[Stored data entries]
- - -

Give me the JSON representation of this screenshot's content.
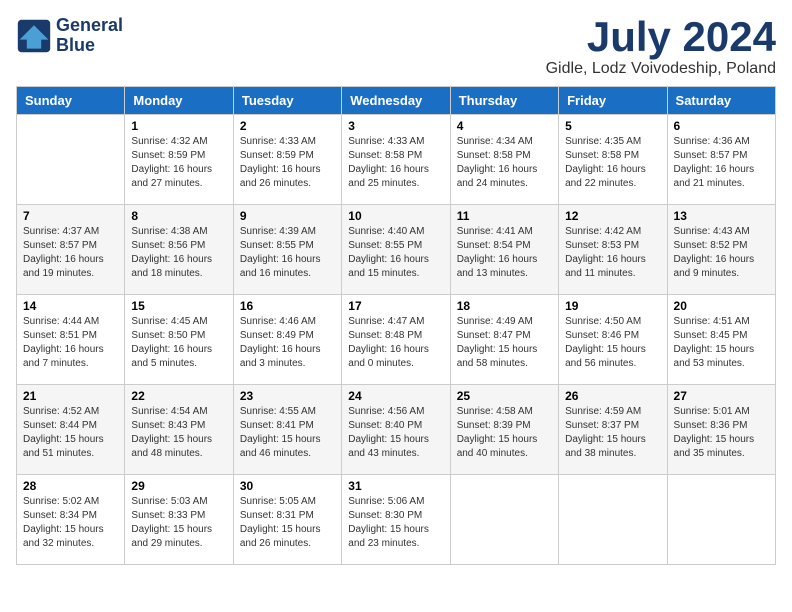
{
  "header": {
    "logo_line1": "General",
    "logo_line2": "Blue",
    "month_year": "July 2024",
    "location": "Gidle, Lodz Voivodeship, Poland"
  },
  "days_of_week": [
    "Sunday",
    "Monday",
    "Tuesday",
    "Wednesday",
    "Thursday",
    "Friday",
    "Saturday"
  ],
  "weeks": [
    [
      {
        "day": "",
        "info": ""
      },
      {
        "day": "1",
        "info": "Sunrise: 4:32 AM\nSunset: 8:59 PM\nDaylight: 16 hours\nand 27 minutes."
      },
      {
        "day": "2",
        "info": "Sunrise: 4:33 AM\nSunset: 8:59 PM\nDaylight: 16 hours\nand 26 minutes."
      },
      {
        "day": "3",
        "info": "Sunrise: 4:33 AM\nSunset: 8:58 PM\nDaylight: 16 hours\nand 25 minutes."
      },
      {
        "day": "4",
        "info": "Sunrise: 4:34 AM\nSunset: 8:58 PM\nDaylight: 16 hours\nand 24 minutes."
      },
      {
        "day": "5",
        "info": "Sunrise: 4:35 AM\nSunset: 8:58 PM\nDaylight: 16 hours\nand 22 minutes."
      },
      {
        "day": "6",
        "info": "Sunrise: 4:36 AM\nSunset: 8:57 PM\nDaylight: 16 hours\nand 21 minutes."
      }
    ],
    [
      {
        "day": "7",
        "info": "Sunrise: 4:37 AM\nSunset: 8:57 PM\nDaylight: 16 hours\nand 19 minutes."
      },
      {
        "day": "8",
        "info": "Sunrise: 4:38 AM\nSunset: 8:56 PM\nDaylight: 16 hours\nand 18 minutes."
      },
      {
        "day": "9",
        "info": "Sunrise: 4:39 AM\nSunset: 8:55 PM\nDaylight: 16 hours\nand 16 minutes."
      },
      {
        "day": "10",
        "info": "Sunrise: 4:40 AM\nSunset: 8:55 PM\nDaylight: 16 hours\nand 15 minutes."
      },
      {
        "day": "11",
        "info": "Sunrise: 4:41 AM\nSunset: 8:54 PM\nDaylight: 16 hours\nand 13 minutes."
      },
      {
        "day": "12",
        "info": "Sunrise: 4:42 AM\nSunset: 8:53 PM\nDaylight: 16 hours\nand 11 minutes."
      },
      {
        "day": "13",
        "info": "Sunrise: 4:43 AM\nSunset: 8:52 PM\nDaylight: 16 hours\nand 9 minutes."
      }
    ],
    [
      {
        "day": "14",
        "info": "Sunrise: 4:44 AM\nSunset: 8:51 PM\nDaylight: 16 hours\nand 7 minutes."
      },
      {
        "day": "15",
        "info": "Sunrise: 4:45 AM\nSunset: 8:50 PM\nDaylight: 16 hours\nand 5 minutes."
      },
      {
        "day": "16",
        "info": "Sunrise: 4:46 AM\nSunset: 8:49 PM\nDaylight: 16 hours\nand 3 minutes."
      },
      {
        "day": "17",
        "info": "Sunrise: 4:47 AM\nSunset: 8:48 PM\nDaylight: 16 hours\nand 0 minutes."
      },
      {
        "day": "18",
        "info": "Sunrise: 4:49 AM\nSunset: 8:47 PM\nDaylight: 15 hours\nand 58 minutes."
      },
      {
        "day": "19",
        "info": "Sunrise: 4:50 AM\nSunset: 8:46 PM\nDaylight: 15 hours\nand 56 minutes."
      },
      {
        "day": "20",
        "info": "Sunrise: 4:51 AM\nSunset: 8:45 PM\nDaylight: 15 hours\nand 53 minutes."
      }
    ],
    [
      {
        "day": "21",
        "info": "Sunrise: 4:52 AM\nSunset: 8:44 PM\nDaylight: 15 hours\nand 51 minutes."
      },
      {
        "day": "22",
        "info": "Sunrise: 4:54 AM\nSunset: 8:43 PM\nDaylight: 15 hours\nand 48 minutes."
      },
      {
        "day": "23",
        "info": "Sunrise: 4:55 AM\nSunset: 8:41 PM\nDaylight: 15 hours\nand 46 minutes."
      },
      {
        "day": "24",
        "info": "Sunrise: 4:56 AM\nSunset: 8:40 PM\nDaylight: 15 hours\nand 43 minutes."
      },
      {
        "day": "25",
        "info": "Sunrise: 4:58 AM\nSunset: 8:39 PM\nDaylight: 15 hours\nand 40 minutes."
      },
      {
        "day": "26",
        "info": "Sunrise: 4:59 AM\nSunset: 8:37 PM\nDaylight: 15 hours\nand 38 minutes."
      },
      {
        "day": "27",
        "info": "Sunrise: 5:01 AM\nSunset: 8:36 PM\nDaylight: 15 hours\nand 35 minutes."
      }
    ],
    [
      {
        "day": "28",
        "info": "Sunrise: 5:02 AM\nSunset: 8:34 PM\nDaylight: 15 hours\nand 32 minutes."
      },
      {
        "day": "29",
        "info": "Sunrise: 5:03 AM\nSunset: 8:33 PM\nDaylight: 15 hours\nand 29 minutes."
      },
      {
        "day": "30",
        "info": "Sunrise: 5:05 AM\nSunset: 8:31 PM\nDaylight: 15 hours\nand 26 minutes."
      },
      {
        "day": "31",
        "info": "Sunrise: 5:06 AM\nSunset: 8:30 PM\nDaylight: 15 hours\nand 23 minutes."
      },
      {
        "day": "",
        "info": ""
      },
      {
        "day": "",
        "info": ""
      },
      {
        "day": "",
        "info": ""
      }
    ]
  ]
}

- - -

Task instructions |
All of the material above should be reproduced exactly, except the pictures.

The completed task |
Give me the JSON representation of this screenshot's content.
{
  "header": {
    "logo_line1": "General",
    "logo_line2": "Blue",
    "month_year": "July 2024",
    "location": "Gidle, Lodz Voivodeship, Poland"
  },
  "days_of_week": [
    "Sunday",
    "Monday",
    "Tuesday",
    "Wednesday",
    "Thursday",
    "Friday",
    "Saturday"
  ],
  "weeks": [
    [
      {
        "day": "",
        "info": ""
      },
      {
        "day": "1",
        "info": "Sunrise: 4:32 AM\nSunset: 8:59 PM\nDaylight: 16 hours\nand 27 minutes."
      },
      {
        "day": "2",
        "info": "Sunrise: 4:33 AM\nSunset: 8:59 PM\nDaylight: 16 hours\nand 26 minutes."
      },
      {
        "day": "3",
        "info": "Sunrise: 4:33 AM\nSunset: 8:58 PM\nDaylight: 16 hours\nand 25 minutes."
      },
      {
        "day": "4",
        "info": "Sunrise: 4:34 AM\nSunset: 8:58 PM\nDaylight: 16 hours\nand 24 minutes."
      },
      {
        "day": "5",
        "info": "Sunrise: 4:35 AM\nSunset: 8:58 PM\nDaylight: 16 hours\nand 22 minutes."
      },
      {
        "day": "6",
        "info": "Sunrise: 4:36 AM\nSunset: 8:57 PM\nDaylight: 16 hours\nand 21 minutes."
      }
    ],
    [
      {
        "day": "7",
        "info": "Sunrise: 4:37 AM\nSunset: 8:57 PM\nDaylight: 16 hours\nand 19 minutes."
      },
      {
        "day": "8",
        "info": "Sunrise: 4:38 AM\nSunset: 8:56 PM\nDaylight: 16 hours\nand 18 minutes."
      },
      {
        "day": "9",
        "info": "Sunrise: 4:39 AM\nSunset: 8:55 PM\nDaylight: 16 hours\nand 16 minutes."
      },
      {
        "day": "10",
        "info": "Sunrise: 4:40 AM\nSunset: 8:55 PM\nDaylight: 16 hours\nand 15 minutes."
      },
      {
        "day": "11",
        "info": "Sunrise: 4:41 AM\nSunset: 8:54 PM\nDaylight: 16 hours\nand 13 minutes."
      },
      {
        "day": "12",
        "info": "Sunrise: 4:42 AM\nSunset: 8:53 PM\nDaylight: 16 hours\nand 11 minutes."
      },
      {
        "day": "13",
        "info": "Sunrise: 4:43 AM\nSunset: 8:52 PM\nDaylight: 16 hours\nand 9 minutes."
      }
    ],
    [
      {
        "day": "14",
        "info": "Sunrise: 4:44 AM\nSunset: 8:51 PM\nDaylight: 16 hours\nand 7 minutes."
      },
      {
        "day": "15",
        "info": "Sunrise: 4:45 AM\nSunset: 8:50 PM\nDaylight: 16 hours\nand 5 minutes."
      },
      {
        "day": "16",
        "info": "Sunrise: 4:46 AM\nSunset: 8:49 PM\nDaylight: 16 hours\nand 3 minutes."
      },
      {
        "day": "17",
        "info": "Sunrise: 4:47 AM\nSunset: 8:48 PM\nDaylight: 16 hours\nand 0 minutes."
      },
      {
        "day": "18",
        "info": "Sunrise: 4:49 AM\nSunset: 8:47 PM\nDaylight: 15 hours\nand 58 minutes."
      },
      {
        "day": "19",
        "info": "Sunrise: 4:50 AM\nSunset: 8:46 PM\nDaylight: 15 hours\nand 56 minutes."
      },
      {
        "day": "20",
        "info": "Sunrise: 4:51 AM\nSunset: 8:45 PM\nDaylight: 15 hours\nand 53 minutes."
      }
    ],
    [
      {
        "day": "21",
        "info": "Sunrise: 4:52 AM\nSunset: 8:44 PM\nDaylight: 15 hours\nand 51 minutes."
      },
      {
        "day": "22",
        "info": "Sunrise: 4:54 AM\nSunset: 8:43 PM\nDaylight: 15 hours\nand 48 minutes."
      },
      {
        "day": "23",
        "info": "Sunrise: 4:55 AM\nSunset: 8:41 PM\nDaylight: 15 hours\nand 46 minutes."
      },
      {
        "day": "24",
        "info": "Sunrise: 4:56 AM\nSunset: 8:40 PM\nDaylight: 15 hours\nand 43 minutes."
      },
      {
        "day": "25",
        "info": "Sunrise: 4:58 AM\nSunset: 8:39 PM\nDaylight: 15 hours\nand 40 minutes."
      },
      {
        "day": "26",
        "info": "Sunrise: 4:59 AM\nSunset: 8:37 PM\nDaylight: 15 hours\nand 38 minutes."
      },
      {
        "day": "27",
        "info": "Sunrise: 5:01 AM\nSunset: 8:36 PM\nDaylight: 15 hours\nand 35 minutes."
      }
    ],
    [
      {
        "day": "28",
        "info": "Sunrise: 5:02 AM\nSunset: 8:34 PM\nDaylight: 15 hours\nand 32 minutes."
      },
      {
        "day": "29",
        "info": "Sunrise: 5:03 AM\nSunset: 8:33 PM\nDaylight: 15 hours\nand 29 minutes."
      },
      {
        "day": "30",
        "info": "Sunrise: 5:05 AM\nSunset: 8:31 PM\nDaylight: 15 hours\nand 26 minutes."
      },
      {
        "day": "31",
        "info": "Sunrise: 5:06 AM\nSunset: 8:30 PM\nDaylight: 15 hours\nand 23 minutes."
      },
      {
        "day": "",
        "info": ""
      },
      {
        "day": "",
        "info": ""
      },
      {
        "day": "",
        "info": ""
      }
    ]
  ]
}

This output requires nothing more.